• **Entries**
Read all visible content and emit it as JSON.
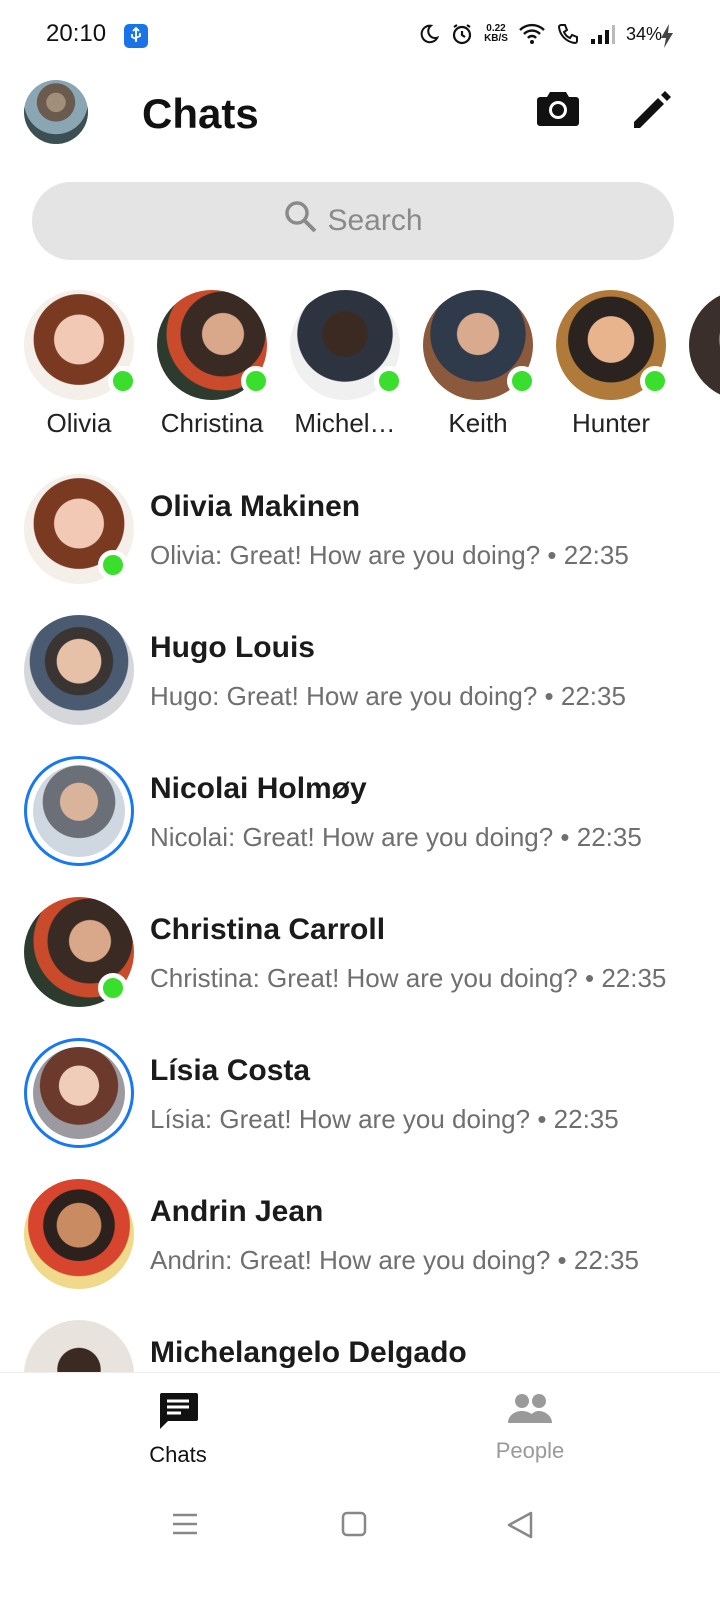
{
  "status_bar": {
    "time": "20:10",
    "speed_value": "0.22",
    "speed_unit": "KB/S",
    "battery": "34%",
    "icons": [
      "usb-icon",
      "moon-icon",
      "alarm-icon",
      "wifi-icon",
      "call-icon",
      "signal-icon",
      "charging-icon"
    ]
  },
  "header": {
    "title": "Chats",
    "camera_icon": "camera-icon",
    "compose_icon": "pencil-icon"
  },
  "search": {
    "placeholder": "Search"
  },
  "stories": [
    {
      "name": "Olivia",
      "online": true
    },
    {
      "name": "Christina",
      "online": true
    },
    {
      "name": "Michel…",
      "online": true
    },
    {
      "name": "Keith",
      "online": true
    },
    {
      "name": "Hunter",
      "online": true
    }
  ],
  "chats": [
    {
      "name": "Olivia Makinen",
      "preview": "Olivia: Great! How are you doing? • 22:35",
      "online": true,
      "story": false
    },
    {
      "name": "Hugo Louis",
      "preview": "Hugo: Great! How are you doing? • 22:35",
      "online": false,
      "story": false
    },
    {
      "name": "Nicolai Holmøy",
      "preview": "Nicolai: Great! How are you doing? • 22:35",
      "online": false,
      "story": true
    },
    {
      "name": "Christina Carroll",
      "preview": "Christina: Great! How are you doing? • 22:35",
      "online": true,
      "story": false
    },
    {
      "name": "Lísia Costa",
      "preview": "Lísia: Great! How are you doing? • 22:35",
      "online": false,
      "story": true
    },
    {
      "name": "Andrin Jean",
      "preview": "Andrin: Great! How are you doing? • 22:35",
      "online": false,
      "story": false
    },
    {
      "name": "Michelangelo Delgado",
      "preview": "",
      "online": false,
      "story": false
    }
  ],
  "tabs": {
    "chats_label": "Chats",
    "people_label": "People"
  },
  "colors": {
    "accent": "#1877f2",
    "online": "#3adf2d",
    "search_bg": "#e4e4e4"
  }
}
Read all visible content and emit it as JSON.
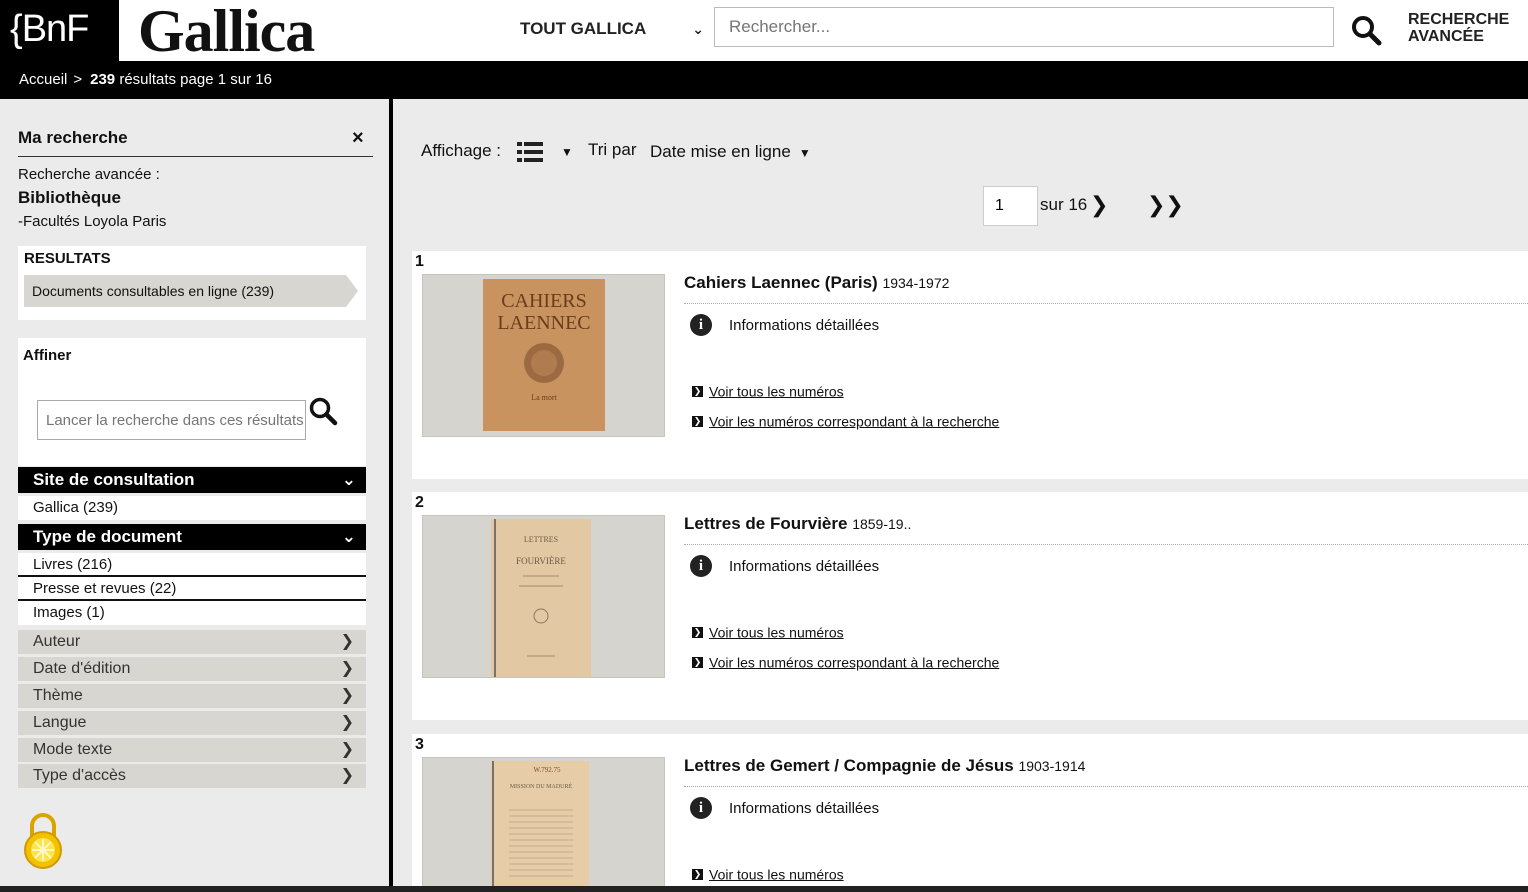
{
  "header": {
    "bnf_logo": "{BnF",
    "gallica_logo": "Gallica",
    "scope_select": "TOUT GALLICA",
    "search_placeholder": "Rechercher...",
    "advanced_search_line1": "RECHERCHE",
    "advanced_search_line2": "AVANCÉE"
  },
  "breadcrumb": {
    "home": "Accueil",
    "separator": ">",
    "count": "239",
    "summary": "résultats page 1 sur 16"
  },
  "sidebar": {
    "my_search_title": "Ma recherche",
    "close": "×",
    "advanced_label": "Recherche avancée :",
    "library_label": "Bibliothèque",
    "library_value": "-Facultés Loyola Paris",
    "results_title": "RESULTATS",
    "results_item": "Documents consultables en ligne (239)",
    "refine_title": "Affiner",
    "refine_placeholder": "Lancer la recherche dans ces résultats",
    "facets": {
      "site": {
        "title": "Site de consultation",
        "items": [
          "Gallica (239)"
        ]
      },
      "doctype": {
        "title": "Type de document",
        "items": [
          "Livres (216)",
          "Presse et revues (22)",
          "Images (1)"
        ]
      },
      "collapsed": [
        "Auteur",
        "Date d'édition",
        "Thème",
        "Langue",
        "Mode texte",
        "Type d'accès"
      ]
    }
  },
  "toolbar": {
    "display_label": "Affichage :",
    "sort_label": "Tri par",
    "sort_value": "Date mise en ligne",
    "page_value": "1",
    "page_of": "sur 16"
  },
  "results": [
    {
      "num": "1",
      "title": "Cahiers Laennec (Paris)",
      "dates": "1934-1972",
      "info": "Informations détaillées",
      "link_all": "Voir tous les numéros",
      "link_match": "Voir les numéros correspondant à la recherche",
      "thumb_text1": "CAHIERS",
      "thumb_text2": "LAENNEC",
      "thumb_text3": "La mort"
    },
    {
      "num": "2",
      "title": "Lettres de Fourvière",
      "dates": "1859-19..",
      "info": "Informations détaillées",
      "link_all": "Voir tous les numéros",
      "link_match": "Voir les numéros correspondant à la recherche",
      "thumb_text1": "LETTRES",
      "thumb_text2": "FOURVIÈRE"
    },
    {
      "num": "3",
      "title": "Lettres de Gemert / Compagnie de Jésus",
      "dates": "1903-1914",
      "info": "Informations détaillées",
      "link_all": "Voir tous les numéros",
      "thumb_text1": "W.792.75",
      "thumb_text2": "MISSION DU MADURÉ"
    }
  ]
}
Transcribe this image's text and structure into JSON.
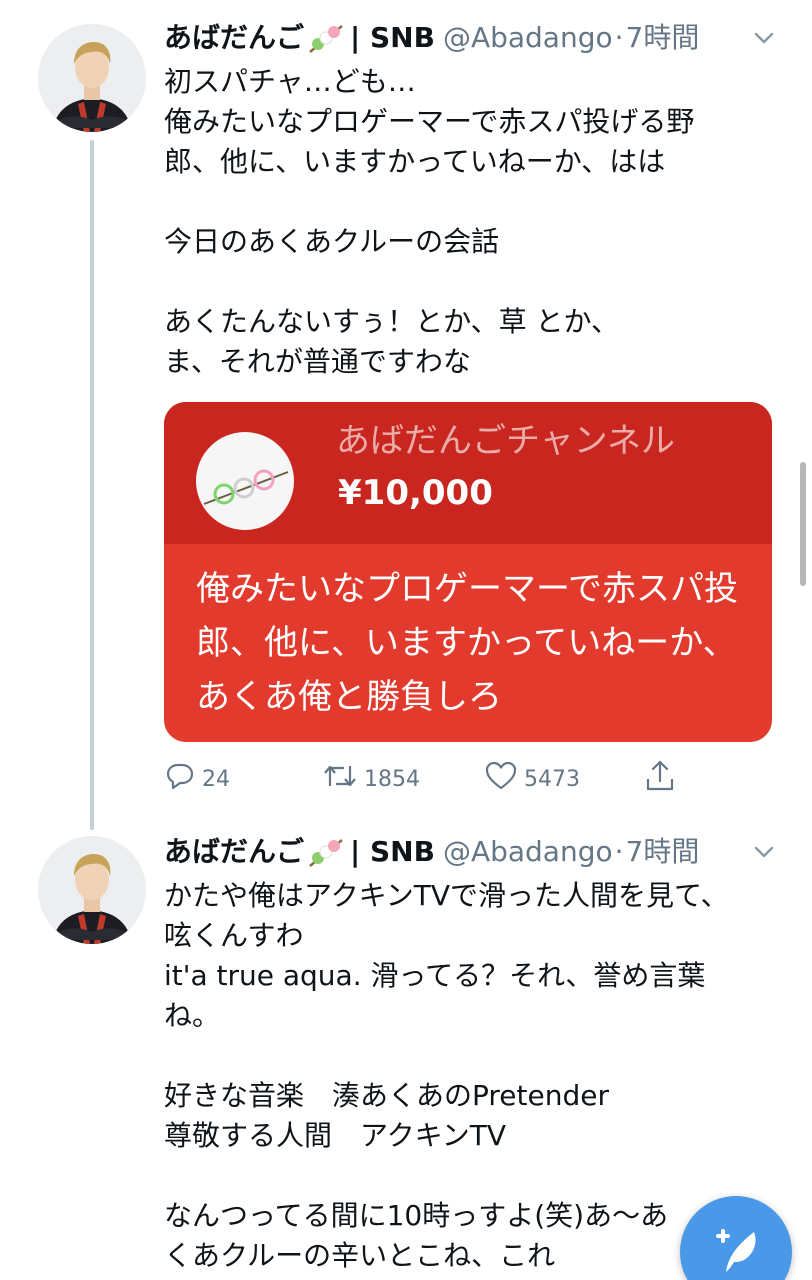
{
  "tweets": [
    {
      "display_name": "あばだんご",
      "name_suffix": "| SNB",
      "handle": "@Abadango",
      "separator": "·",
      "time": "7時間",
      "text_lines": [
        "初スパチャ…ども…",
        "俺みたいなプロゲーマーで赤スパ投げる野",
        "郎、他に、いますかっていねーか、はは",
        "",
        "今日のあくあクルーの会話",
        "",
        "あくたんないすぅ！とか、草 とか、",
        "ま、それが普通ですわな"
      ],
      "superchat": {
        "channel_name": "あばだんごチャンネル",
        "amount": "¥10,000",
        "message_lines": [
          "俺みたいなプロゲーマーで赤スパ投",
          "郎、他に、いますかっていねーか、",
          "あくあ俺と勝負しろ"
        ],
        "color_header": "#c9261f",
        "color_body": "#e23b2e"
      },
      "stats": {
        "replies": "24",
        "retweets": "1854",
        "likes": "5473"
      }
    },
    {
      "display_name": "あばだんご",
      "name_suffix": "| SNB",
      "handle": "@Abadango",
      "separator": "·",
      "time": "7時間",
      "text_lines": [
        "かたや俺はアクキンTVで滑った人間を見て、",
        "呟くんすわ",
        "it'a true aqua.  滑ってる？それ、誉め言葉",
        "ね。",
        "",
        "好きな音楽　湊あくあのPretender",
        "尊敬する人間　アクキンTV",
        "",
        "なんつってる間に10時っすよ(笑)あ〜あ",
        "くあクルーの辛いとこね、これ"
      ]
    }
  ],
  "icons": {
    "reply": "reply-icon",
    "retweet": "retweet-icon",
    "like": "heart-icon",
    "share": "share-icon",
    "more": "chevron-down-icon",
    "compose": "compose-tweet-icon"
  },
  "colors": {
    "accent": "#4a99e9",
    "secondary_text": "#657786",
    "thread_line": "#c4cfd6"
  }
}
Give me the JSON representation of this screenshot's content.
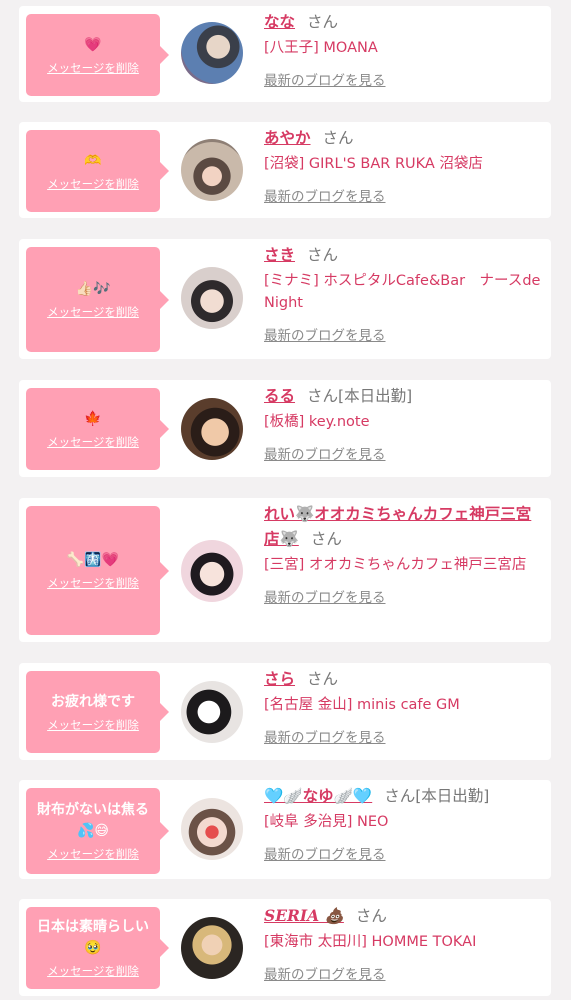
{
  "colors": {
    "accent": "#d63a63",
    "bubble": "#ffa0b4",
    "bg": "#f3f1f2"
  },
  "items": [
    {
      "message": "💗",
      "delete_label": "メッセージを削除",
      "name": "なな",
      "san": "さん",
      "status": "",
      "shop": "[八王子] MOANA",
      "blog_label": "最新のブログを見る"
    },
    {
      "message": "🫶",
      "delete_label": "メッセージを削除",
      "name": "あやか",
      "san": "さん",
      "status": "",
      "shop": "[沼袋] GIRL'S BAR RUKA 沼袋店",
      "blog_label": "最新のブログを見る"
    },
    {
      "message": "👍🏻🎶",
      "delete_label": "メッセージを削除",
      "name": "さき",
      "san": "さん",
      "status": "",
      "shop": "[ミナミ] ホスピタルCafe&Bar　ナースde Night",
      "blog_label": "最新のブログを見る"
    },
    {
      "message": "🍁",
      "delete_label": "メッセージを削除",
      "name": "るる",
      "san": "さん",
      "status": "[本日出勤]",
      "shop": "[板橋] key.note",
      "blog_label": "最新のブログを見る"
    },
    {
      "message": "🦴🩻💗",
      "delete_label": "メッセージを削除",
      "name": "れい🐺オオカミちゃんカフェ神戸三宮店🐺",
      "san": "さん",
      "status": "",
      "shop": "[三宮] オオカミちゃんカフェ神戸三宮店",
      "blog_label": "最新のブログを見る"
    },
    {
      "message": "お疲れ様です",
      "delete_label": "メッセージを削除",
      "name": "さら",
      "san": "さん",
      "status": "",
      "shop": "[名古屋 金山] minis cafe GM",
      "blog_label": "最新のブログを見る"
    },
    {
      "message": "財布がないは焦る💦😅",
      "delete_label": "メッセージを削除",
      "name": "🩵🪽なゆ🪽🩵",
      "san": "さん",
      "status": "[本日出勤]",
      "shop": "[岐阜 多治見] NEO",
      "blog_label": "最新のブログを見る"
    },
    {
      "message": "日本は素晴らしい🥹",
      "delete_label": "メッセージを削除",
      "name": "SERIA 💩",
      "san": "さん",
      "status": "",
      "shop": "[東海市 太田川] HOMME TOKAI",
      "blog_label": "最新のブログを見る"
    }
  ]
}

• **Problem to work on**
Select every line in the records above that contains the word "shop".

• **Solution to the problem**
      "shop": "[八王子] MOANA",
      "shop": "[沼袋] GIRL'S BAR RUKA 沼袋店",
      "shop": "[ミナミ] ホスピタルCafe&Bar　ナースde Night",
      "shop": "[板橋] key.note",
      "shop": "[三宮] オオカミちゃんカフェ神戸三宮店",
      "shop": "[名古屋 金山] minis cafe GM",
      "shop": "[岐阜 多治見] NEO",
      "shop": "[東海市 太田川] HOMME TOKAI",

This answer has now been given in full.